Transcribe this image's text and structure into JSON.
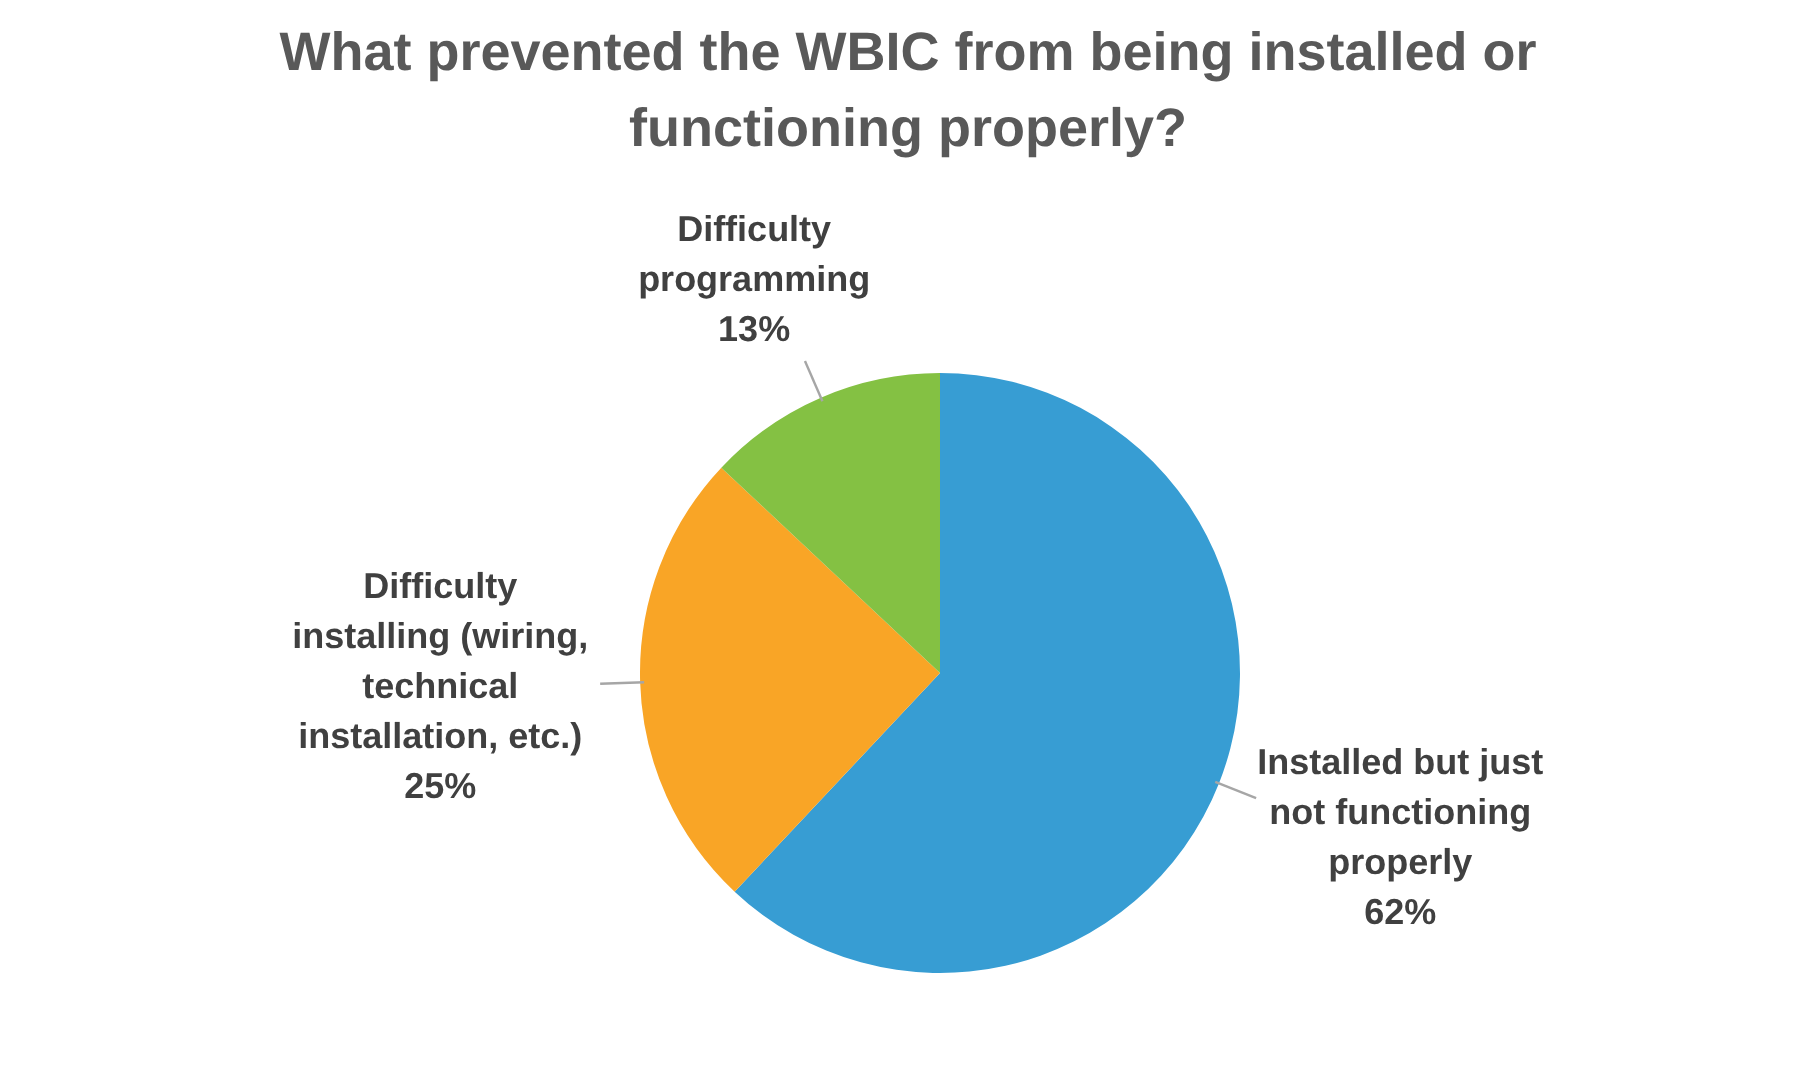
{
  "chart_data": {
    "type": "pie",
    "title": "What prevented the WBIC from being installed or functioning properly?",
    "categories": [
      "Installed but just not functioning properly",
      "Difficulty installing (wiring, technical installation, etc.)",
      "Difficulty programming"
    ],
    "values": [
      62,
      25,
      13
    ],
    "colors": [
      "#379dd3",
      "#f9a526",
      "#84c143"
    ],
    "value_labels": [
      "62%",
      "25%",
      "13%"
    ],
    "legend": false
  }
}
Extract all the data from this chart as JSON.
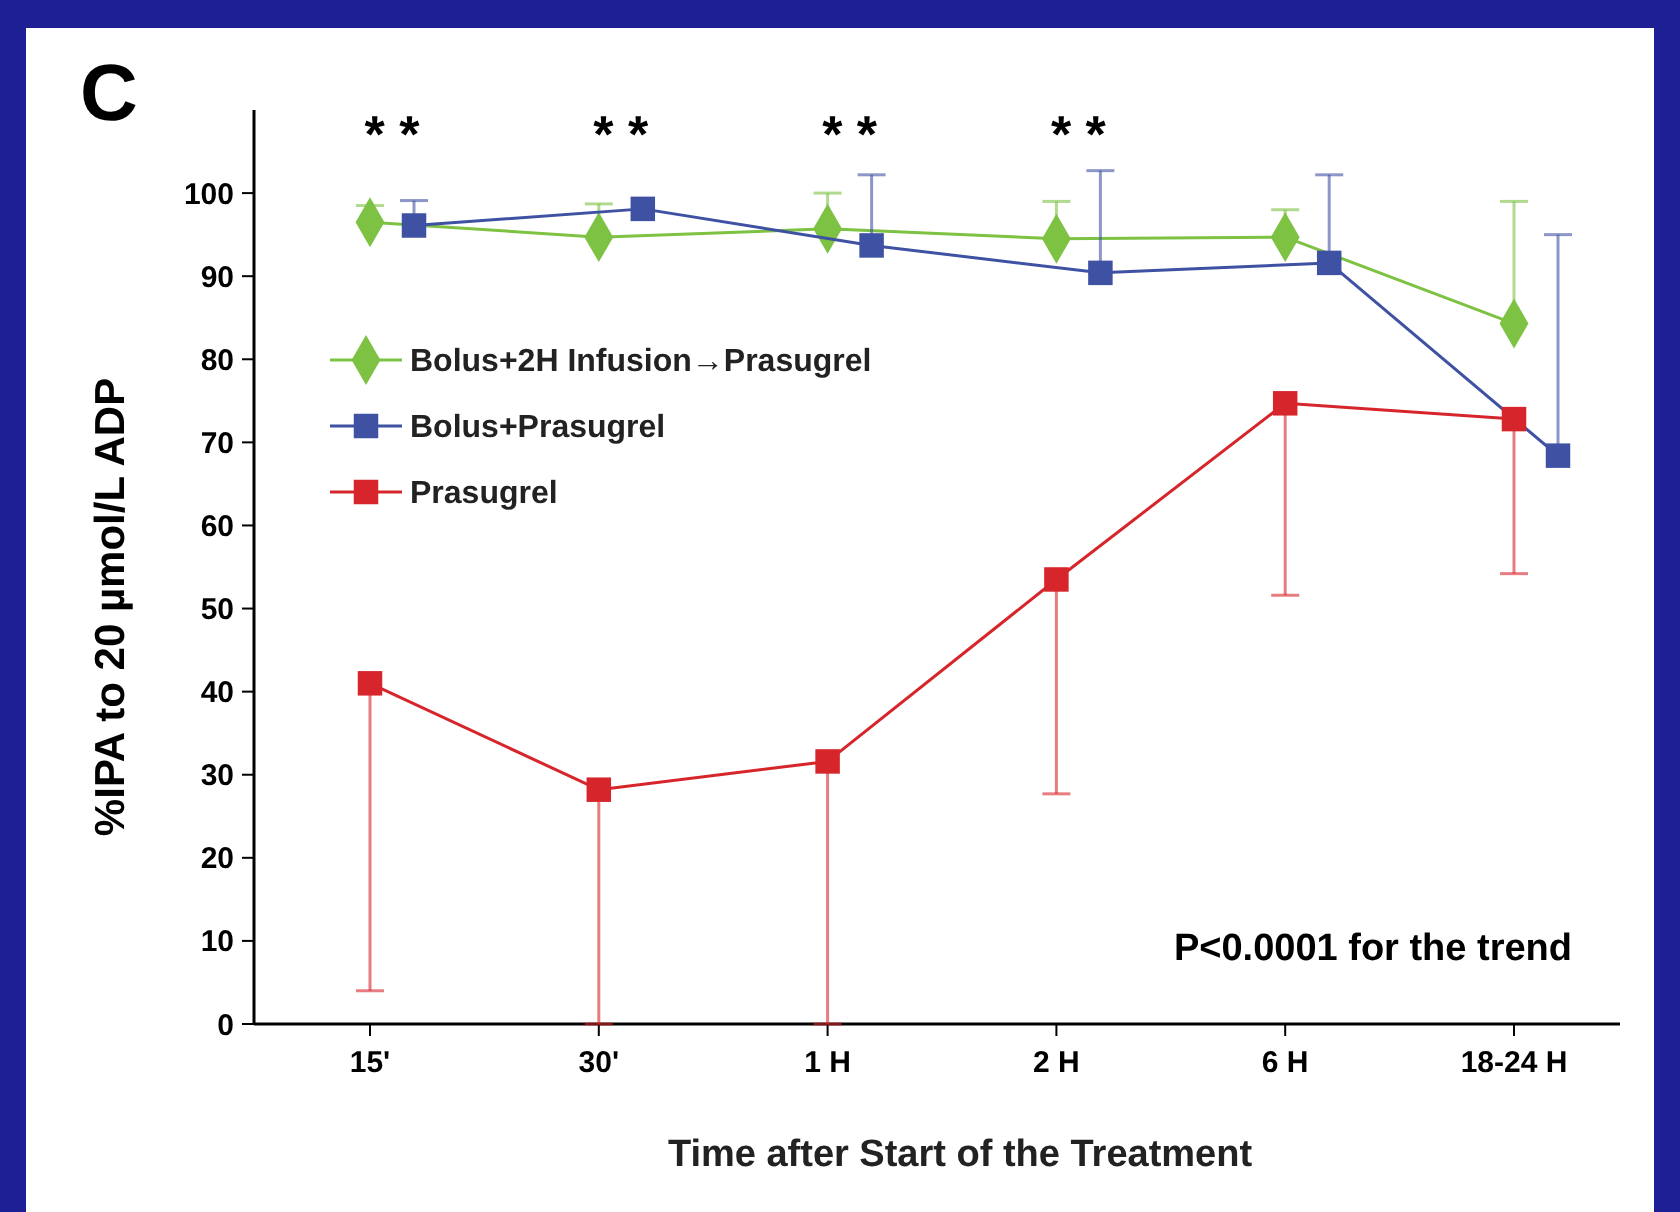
{
  "chart_data": {
    "type": "line",
    "title": "C",
    "xlabel": "Time after Start of the Treatment",
    "ylabel": "%IPA to 20 µmol/L ADP",
    "categories": [
      "15'",
      "30'",
      "1 H",
      "2 H",
      "6 H",
      "18-24 H"
    ],
    "series": [
      {
        "name": "Bolus+2H Infusion→Prasugrel",
        "color": "#7dc242",
        "marker": "diamond",
        "values": [
          96.5,
          94.7,
          95.7,
          94.5,
          94.7,
          84.3
        ],
        "errors": [
          [
            96.5,
            98.5
          ],
          [
            94.7,
            98.7
          ],
          [
            95.7,
            100
          ],
          [
            94.5,
            99
          ],
          [
            94.7,
            98
          ],
          [
            84.3,
            99
          ]
        ]
      },
      {
        "name": "Bolus+Prasugrel",
        "color": "#3f51a3",
        "marker": "square",
        "values": [
          96.1,
          98.1,
          93.7,
          90.4,
          91.6,
          68.4
        ],
        "errors": [
          [
            96.1,
            99.1
          ],
          null,
          [
            93.7,
            102.2
          ],
          [
            90.4,
            102.7
          ],
          [
            91.6,
            102.2
          ],
          [
            68.4,
            95
          ]
        ]
      },
      {
        "name": "Prasugrel",
        "color": "#d7262b",
        "marker": "square",
        "values": [
          41,
          28.2,
          31.6,
          53.5,
          74.7,
          72.8
        ],
        "errors": [
          [
            4,
            41
          ],
          [
            0,
            28.2
          ],
          [
            0,
            31.6
          ],
          [
            27.7,
            53.5
          ],
          [
            51.6,
            74.7
          ],
          [
            54.2,
            72.8
          ]
        ]
      }
    ],
    "ylim": [
      0,
      110
    ],
    "yticks": [
      0,
      10,
      20,
      30,
      40,
      50,
      60,
      70,
      80,
      90,
      100
    ],
    "grid": false,
    "legend": "top left",
    "annotations": [
      "* *",
      "* *",
      "* *",
      "* *",
      "P<0.0001 for the trend"
    ]
  }
}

Given problem
Transcribe the records above verbatim. Do not carry over any picture.

Solution to this problem
Transcribe this image's text and structure into JSON.
{
  "chart_data": {
    "type": "pie",
    "title": "What prevented the WBIC from being installed or functioning properly?",
    "categories": [
      "Installed but just not functioning properly",
      "Difficulty installing (wiring, technical installation, etc.)",
      "Difficulty programming"
    ],
    "values": [
      62,
      25,
      13
    ],
    "colors": [
      "#379dd3",
      "#f9a526",
      "#84c143"
    ],
    "value_labels": [
      "62%",
      "25%",
      "13%"
    ],
    "legend": false
  }
}
Extract all the data from this chart as JSON.
{
  "chart_data": {
    "type": "line",
    "title": "C",
    "xlabel": "Time after Start of the Treatment",
    "ylabel": "%IPA to 20 µmol/L ADP",
    "categories": [
      "15'",
      "30'",
      "1 H",
      "2 H",
      "6 H",
      "18-24 H"
    ],
    "series": [
      {
        "name": "Bolus+2H Infusion→Prasugrel",
        "color": "#7dc242",
        "marker": "diamond",
        "values": [
          96.5,
          94.7,
          95.7,
          94.5,
          94.7,
          84.3
        ],
        "errors": [
          [
            96.5,
            98.5
          ],
          [
            94.7,
            98.7
          ],
          [
            95.7,
            100
          ],
          [
            94.5,
            99
          ],
          [
            94.7,
            98
          ],
          [
            84.3,
            99
          ]
        ]
      },
      {
        "name": "Bolus+Prasugrel",
        "color": "#3f51a3",
        "marker": "square",
        "values": [
          96.1,
          98.1,
          93.7,
          90.4,
          91.6,
          68.4
        ],
        "errors": [
          [
            96.1,
            99.1
          ],
          null,
          [
            93.7,
            102.2
          ],
          [
            90.4,
            102.7
          ],
          [
            91.6,
            102.2
          ],
          [
            68.4,
            95
          ]
        ]
      },
      {
        "name": "Prasugrel",
        "color": "#d7262b",
        "marker": "square",
        "values": [
          41,
          28.2,
          31.6,
          53.5,
          74.7,
          72.8
        ],
        "errors": [
          [
            4,
            41
          ],
          [
            0,
            28.2
          ],
          [
            0,
            31.6
          ],
          [
            27.7,
            53.5
          ],
          [
            51.6,
            74.7
          ],
          [
            54.2,
            72.8
          ]
        ]
      }
    ],
    "ylim": [
      0,
      110
    ],
    "yticks": [
      0,
      10,
      20,
      30,
      40,
      50,
      60,
      70,
      80,
      90,
      100
    ],
    "grid": false,
    "legend": "top left",
    "annotations": [
      "* *",
      "* *",
      "* *",
      "* *",
      "P<0.0001 for the trend"
    ]
  }
}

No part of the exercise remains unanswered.